↓

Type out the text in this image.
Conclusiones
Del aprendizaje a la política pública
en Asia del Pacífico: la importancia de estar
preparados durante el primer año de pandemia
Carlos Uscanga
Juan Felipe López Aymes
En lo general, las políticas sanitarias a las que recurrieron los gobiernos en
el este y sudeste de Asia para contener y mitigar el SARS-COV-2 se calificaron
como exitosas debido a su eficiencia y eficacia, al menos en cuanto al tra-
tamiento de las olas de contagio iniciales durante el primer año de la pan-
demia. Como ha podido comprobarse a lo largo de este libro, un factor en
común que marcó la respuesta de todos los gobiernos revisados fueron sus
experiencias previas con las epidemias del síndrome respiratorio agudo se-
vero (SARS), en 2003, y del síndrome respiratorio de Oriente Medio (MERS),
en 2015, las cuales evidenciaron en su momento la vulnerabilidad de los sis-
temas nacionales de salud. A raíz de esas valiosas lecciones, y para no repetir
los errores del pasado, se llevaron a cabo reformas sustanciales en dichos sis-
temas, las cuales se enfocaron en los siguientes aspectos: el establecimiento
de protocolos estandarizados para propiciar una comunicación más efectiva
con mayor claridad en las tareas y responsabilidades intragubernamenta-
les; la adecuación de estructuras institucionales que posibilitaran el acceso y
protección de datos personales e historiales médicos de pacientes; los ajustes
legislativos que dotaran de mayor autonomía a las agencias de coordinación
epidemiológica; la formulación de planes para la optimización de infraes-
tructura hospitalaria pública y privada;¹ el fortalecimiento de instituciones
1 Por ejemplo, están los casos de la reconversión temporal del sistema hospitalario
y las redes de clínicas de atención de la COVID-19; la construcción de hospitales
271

↑
↓

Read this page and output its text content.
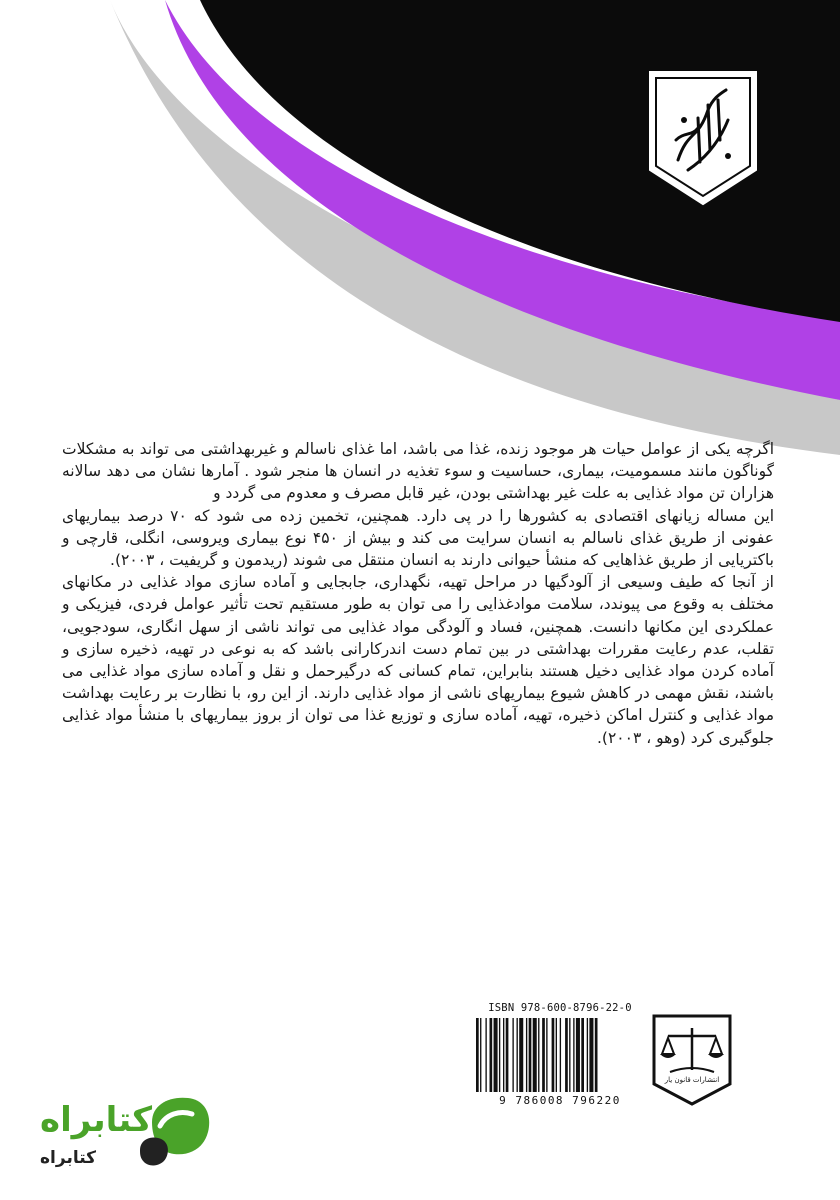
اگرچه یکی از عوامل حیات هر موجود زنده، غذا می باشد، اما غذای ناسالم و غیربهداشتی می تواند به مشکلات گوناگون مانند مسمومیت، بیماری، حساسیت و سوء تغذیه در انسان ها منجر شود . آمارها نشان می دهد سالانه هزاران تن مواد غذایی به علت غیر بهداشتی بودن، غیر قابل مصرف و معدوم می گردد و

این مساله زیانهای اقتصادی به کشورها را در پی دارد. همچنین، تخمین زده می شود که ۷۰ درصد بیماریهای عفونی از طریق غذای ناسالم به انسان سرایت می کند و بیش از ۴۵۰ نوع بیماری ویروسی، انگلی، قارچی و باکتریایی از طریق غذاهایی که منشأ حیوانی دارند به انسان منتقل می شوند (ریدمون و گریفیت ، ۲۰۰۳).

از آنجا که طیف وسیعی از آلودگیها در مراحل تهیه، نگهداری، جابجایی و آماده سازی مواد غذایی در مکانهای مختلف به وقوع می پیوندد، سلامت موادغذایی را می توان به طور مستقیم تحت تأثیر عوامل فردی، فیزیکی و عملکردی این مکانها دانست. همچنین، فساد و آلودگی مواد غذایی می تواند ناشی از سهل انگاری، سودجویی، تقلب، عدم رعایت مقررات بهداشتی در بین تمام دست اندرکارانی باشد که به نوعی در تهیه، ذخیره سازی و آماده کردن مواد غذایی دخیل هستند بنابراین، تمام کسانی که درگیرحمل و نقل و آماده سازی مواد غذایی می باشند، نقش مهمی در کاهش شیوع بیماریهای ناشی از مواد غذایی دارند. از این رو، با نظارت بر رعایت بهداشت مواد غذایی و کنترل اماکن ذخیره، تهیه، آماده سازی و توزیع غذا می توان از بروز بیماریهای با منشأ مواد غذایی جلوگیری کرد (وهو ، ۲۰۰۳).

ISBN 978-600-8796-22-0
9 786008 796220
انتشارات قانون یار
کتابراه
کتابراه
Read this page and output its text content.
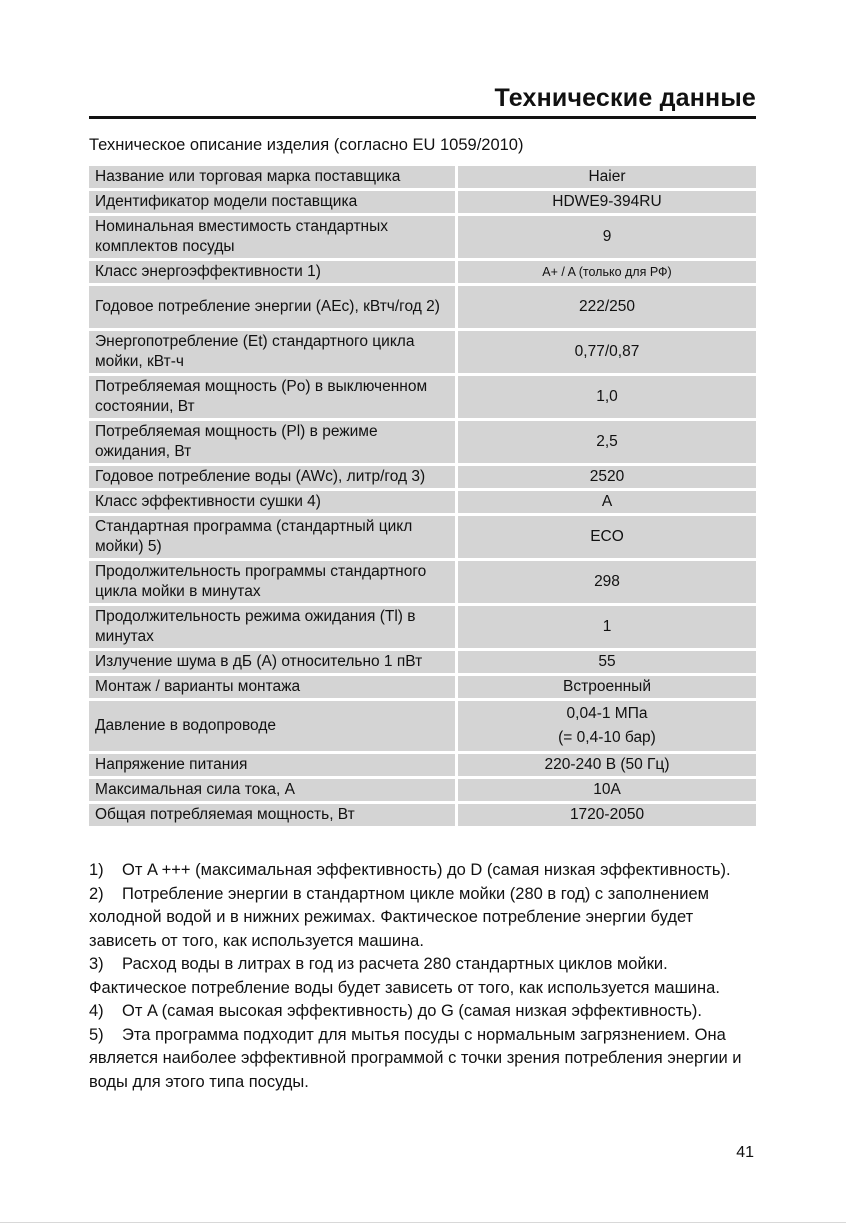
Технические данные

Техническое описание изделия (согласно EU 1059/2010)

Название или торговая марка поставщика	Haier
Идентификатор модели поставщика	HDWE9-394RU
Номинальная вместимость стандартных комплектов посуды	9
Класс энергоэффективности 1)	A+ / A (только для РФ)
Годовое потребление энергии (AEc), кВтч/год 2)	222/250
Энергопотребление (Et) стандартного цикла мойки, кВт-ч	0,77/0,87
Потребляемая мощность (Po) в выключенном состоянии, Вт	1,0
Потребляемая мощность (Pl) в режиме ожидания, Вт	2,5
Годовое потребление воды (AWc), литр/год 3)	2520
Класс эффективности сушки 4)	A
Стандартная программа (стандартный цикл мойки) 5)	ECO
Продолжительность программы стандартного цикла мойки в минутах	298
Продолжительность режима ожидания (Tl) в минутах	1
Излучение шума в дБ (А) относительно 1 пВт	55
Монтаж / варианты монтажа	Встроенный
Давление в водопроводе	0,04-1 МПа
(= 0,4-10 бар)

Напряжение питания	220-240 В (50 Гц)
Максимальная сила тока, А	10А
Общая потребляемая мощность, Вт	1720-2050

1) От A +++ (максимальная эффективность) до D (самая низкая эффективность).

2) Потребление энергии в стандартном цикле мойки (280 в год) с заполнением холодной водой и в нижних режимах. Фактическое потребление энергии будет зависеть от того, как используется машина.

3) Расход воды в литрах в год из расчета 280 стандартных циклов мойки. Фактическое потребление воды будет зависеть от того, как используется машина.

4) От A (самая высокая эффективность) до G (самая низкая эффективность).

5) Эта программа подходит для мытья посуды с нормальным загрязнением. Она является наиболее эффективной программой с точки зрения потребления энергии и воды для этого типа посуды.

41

↑

Problem description:
Return from the data every line that holds "durante".

Reply to the exercise:
preparados durante el primer año de pandemia
tamiento de las olas de contagio iniciales durante el primer año de la pan-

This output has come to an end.